Set task: Show every line in the records below that contains the word "text".

Data rows:
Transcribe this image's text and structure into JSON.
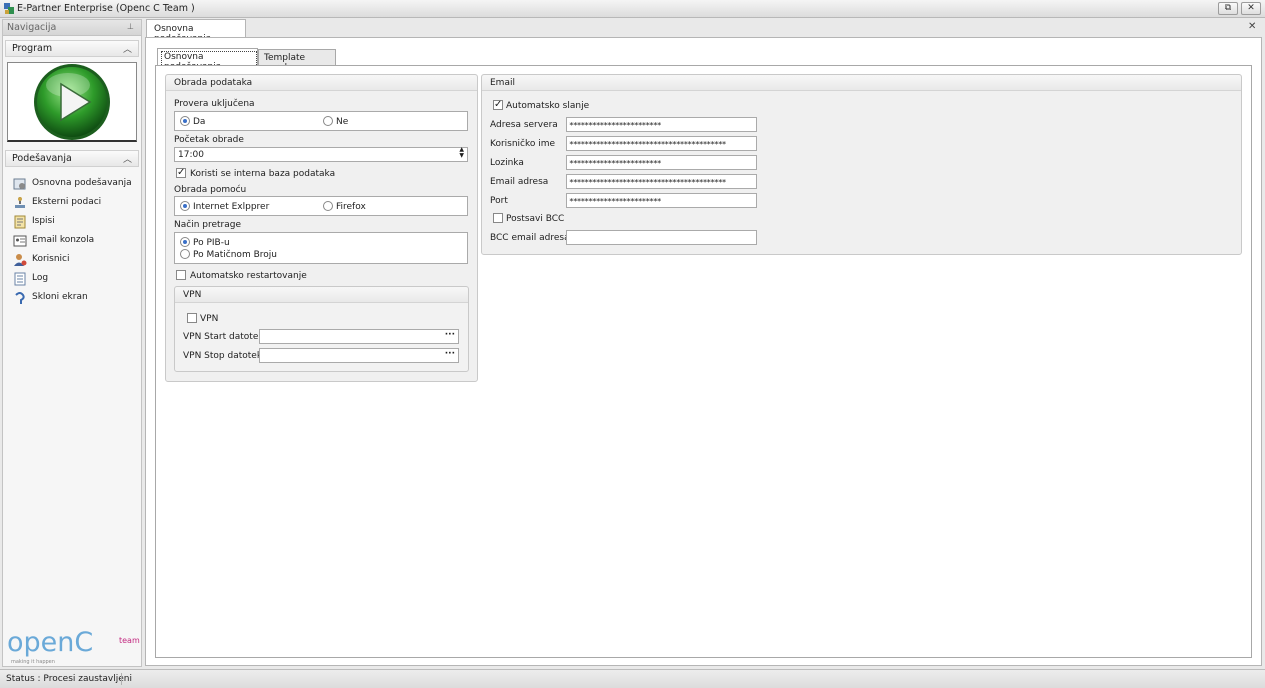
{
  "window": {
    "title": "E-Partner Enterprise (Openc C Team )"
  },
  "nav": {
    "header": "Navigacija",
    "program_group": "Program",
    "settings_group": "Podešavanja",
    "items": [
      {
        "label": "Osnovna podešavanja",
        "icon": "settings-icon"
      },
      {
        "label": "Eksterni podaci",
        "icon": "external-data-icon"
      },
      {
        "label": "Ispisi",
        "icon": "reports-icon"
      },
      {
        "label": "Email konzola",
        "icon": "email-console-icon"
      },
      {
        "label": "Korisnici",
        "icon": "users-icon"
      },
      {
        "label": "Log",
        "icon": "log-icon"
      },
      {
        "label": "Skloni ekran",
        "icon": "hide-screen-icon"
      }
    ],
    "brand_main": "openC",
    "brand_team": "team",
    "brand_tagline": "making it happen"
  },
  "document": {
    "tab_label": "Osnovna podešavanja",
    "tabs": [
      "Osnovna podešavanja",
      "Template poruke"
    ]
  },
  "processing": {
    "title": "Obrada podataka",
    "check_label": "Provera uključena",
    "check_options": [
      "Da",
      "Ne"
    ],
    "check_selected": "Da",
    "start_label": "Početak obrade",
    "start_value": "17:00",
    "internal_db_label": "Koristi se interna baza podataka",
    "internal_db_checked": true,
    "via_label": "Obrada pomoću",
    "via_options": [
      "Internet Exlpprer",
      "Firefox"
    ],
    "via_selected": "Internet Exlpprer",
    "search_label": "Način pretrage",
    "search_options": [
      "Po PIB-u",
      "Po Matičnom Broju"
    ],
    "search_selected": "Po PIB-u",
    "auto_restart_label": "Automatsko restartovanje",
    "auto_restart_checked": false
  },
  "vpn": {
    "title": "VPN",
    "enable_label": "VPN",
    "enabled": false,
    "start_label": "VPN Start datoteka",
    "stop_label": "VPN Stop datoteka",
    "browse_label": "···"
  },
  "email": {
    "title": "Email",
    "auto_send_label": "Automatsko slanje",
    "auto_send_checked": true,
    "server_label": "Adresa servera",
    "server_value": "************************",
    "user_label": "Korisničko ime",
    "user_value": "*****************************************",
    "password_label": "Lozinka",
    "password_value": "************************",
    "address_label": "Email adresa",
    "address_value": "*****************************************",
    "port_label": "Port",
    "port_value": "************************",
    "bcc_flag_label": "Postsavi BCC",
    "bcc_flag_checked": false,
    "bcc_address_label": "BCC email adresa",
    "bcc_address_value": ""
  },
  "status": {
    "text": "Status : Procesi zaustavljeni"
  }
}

--

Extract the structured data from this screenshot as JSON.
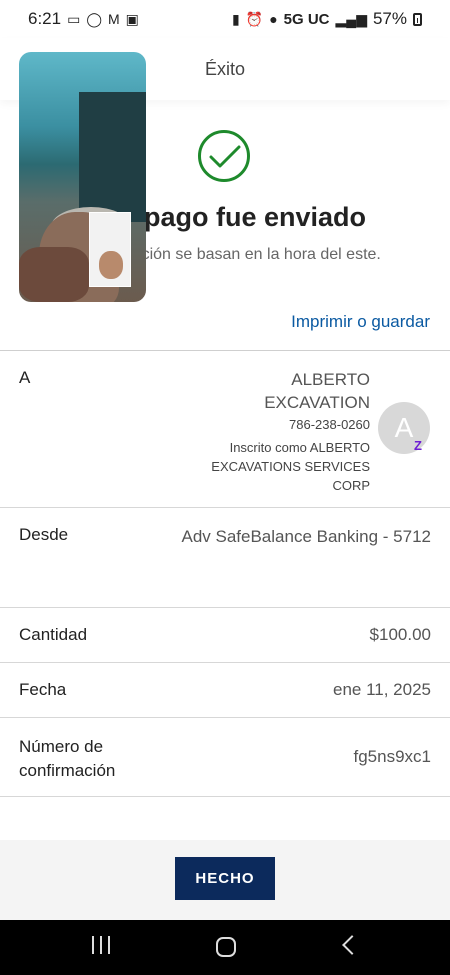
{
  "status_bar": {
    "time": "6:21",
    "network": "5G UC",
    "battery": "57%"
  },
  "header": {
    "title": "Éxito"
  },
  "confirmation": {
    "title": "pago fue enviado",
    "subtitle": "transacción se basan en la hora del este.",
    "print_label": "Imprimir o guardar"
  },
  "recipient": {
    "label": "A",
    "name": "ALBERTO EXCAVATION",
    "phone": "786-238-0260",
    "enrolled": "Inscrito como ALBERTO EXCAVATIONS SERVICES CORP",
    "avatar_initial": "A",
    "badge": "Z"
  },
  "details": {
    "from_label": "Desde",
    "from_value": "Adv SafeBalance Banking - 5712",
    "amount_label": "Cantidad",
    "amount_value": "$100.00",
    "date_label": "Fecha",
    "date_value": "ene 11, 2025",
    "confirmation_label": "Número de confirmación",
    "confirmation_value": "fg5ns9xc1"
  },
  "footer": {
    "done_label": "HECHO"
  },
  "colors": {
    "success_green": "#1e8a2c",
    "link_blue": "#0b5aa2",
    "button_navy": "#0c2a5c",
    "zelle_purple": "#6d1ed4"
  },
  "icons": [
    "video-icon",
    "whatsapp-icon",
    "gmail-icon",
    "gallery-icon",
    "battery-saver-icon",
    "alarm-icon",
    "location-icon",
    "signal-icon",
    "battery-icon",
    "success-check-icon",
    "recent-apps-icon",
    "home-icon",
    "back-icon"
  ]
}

--

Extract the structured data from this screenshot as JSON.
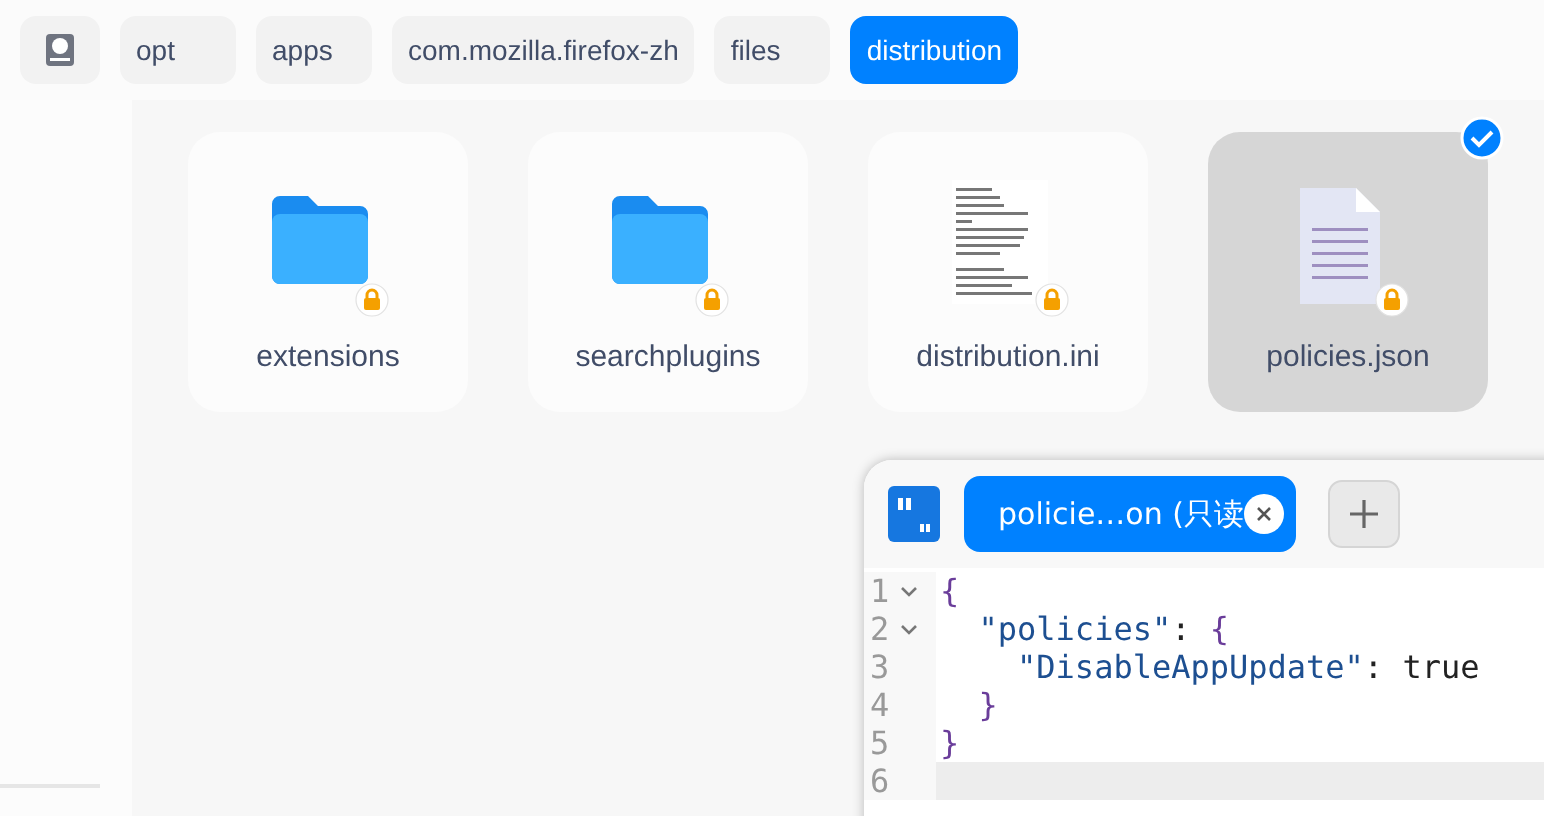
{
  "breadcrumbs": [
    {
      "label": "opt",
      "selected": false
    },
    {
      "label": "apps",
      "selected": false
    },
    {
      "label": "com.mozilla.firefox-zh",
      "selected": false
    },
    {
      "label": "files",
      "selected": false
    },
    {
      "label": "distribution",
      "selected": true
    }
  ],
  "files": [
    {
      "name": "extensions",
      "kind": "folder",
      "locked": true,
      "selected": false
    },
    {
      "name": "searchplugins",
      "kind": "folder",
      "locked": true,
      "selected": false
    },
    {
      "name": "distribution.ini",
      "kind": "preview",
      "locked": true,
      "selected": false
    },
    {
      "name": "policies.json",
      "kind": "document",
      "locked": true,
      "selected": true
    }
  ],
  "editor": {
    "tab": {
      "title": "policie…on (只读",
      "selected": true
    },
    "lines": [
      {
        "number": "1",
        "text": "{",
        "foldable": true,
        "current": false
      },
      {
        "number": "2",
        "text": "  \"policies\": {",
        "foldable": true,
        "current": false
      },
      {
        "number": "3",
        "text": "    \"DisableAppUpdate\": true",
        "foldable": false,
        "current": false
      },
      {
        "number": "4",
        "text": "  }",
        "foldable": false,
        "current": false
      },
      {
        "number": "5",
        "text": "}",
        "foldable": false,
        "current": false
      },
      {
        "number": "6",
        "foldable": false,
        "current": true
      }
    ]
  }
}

Correct output:
Transcribe this image's text and structure into JSON.
    "text": "Status : Procesi zaustavljeni"
        "text": "{",
        "text": "  \"policies\": {",
        "text": "    \"DisableAppUpdate\": true",
        "text": "  }",
        "text": "}",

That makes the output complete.